** Begin Record excerpts **

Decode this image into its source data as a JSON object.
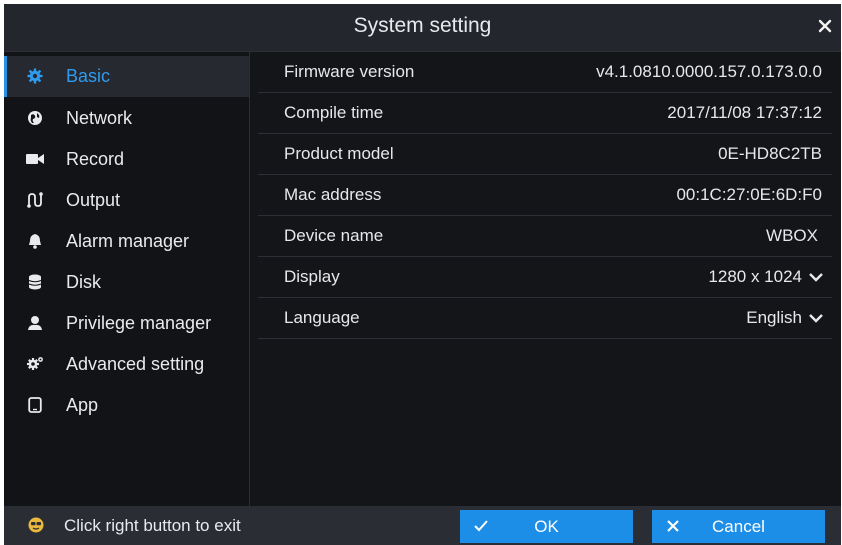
{
  "window": {
    "title": "System setting"
  },
  "sidebar": {
    "items": [
      {
        "label": "Basic",
        "icon": "gear-icon",
        "active": true
      },
      {
        "label": "Network",
        "icon": "globe-icon"
      },
      {
        "label": "Record",
        "icon": "video-camera-icon"
      },
      {
        "label": "Output",
        "icon": "output-icon"
      },
      {
        "label": "Alarm manager",
        "icon": "bell-icon"
      },
      {
        "label": "Disk",
        "icon": "database-icon"
      },
      {
        "label": "Privilege manager",
        "icon": "user-icon"
      },
      {
        "label": "Advanced setting",
        "icon": "gears-icon"
      },
      {
        "label": "App",
        "icon": "mobile-icon"
      }
    ]
  },
  "basic": {
    "rows": [
      {
        "key": "Firmware version",
        "value": "v4.1.0810.0000.157.0.173.0.0"
      },
      {
        "key": "Compile time",
        "value": "2017/11/08 17:37:12"
      },
      {
        "key": "Product model",
        "value": "0E-HD8C2TB"
      },
      {
        "key": "Mac address",
        "value": "00:1C:27:0E:6D:F0"
      },
      {
        "key": "Device name",
        "value": "WBOX"
      },
      {
        "key": "Display",
        "value": "1280 x 1024"
      },
      {
        "key": "Language",
        "value": "English"
      }
    ]
  },
  "footer": {
    "hint": "Click right button to exit",
    "ok_label": "OK",
    "cancel_label": "Cancel"
  },
  "colors": {
    "accent": "#1c8ee8",
    "active_text": "#2f9bf0",
    "background": "#141519",
    "titlebar": "#23262c",
    "footer": "#2a2d33"
  }
}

** End Record excerpts **

Leave out the pictures and copy the rest of the material above exactly.

Decode this image into its source data as a JSON object.
{
  "window": {
    "title": "System setting"
  },
  "sidebar": {
    "items": [
      {
        "label": "Basic",
        "icon": "gear-icon",
        "active": true
      },
      {
        "label": "Network",
        "icon": "globe-icon"
      },
      {
        "label": "Record",
        "icon": "video-camera-icon"
      },
      {
        "label": "Output",
        "icon": "output-icon"
      },
      {
        "label": "Alarm manager",
        "icon": "bell-icon"
      },
      {
        "label": "Disk",
        "icon": "database-icon"
      },
      {
        "label": "Privilege manager",
        "icon": "user-icon"
      },
      {
        "label": "Advanced setting",
        "icon": "gears-icon"
      },
      {
        "label": "App",
        "icon": "mobile-icon"
      }
    ]
  },
  "basic": {
    "rows": [
      {
        "key": "Firmware version",
        "value": "v4.1.0810.0000.157.0.173.0.0"
      },
      {
        "key": "Compile time",
        "value": "2017/11/08 17:37:12"
      },
      {
        "key": "Product model",
        "value": "0E-HD8C2TB"
      },
      {
        "key": "Mac address",
        "value": "00:1C:27:0E:6D:F0"
      },
      {
        "key": "Device name",
        "value": "WBOX"
      },
      {
        "key": "Display",
        "value": "1280 x 1024"
      },
      {
        "key": "Language",
        "value": "English"
      }
    ]
  },
  "footer": {
    "hint": "Click right button to exit",
    "ok_label": "OK",
    "cancel_label": "Cancel"
  },
  "colors": {
    "accent": "#1c8ee8",
    "active_text": "#2f9bf0",
    "background": "#141519",
    "titlebar": "#23262c",
    "footer": "#2a2d33"
  }
}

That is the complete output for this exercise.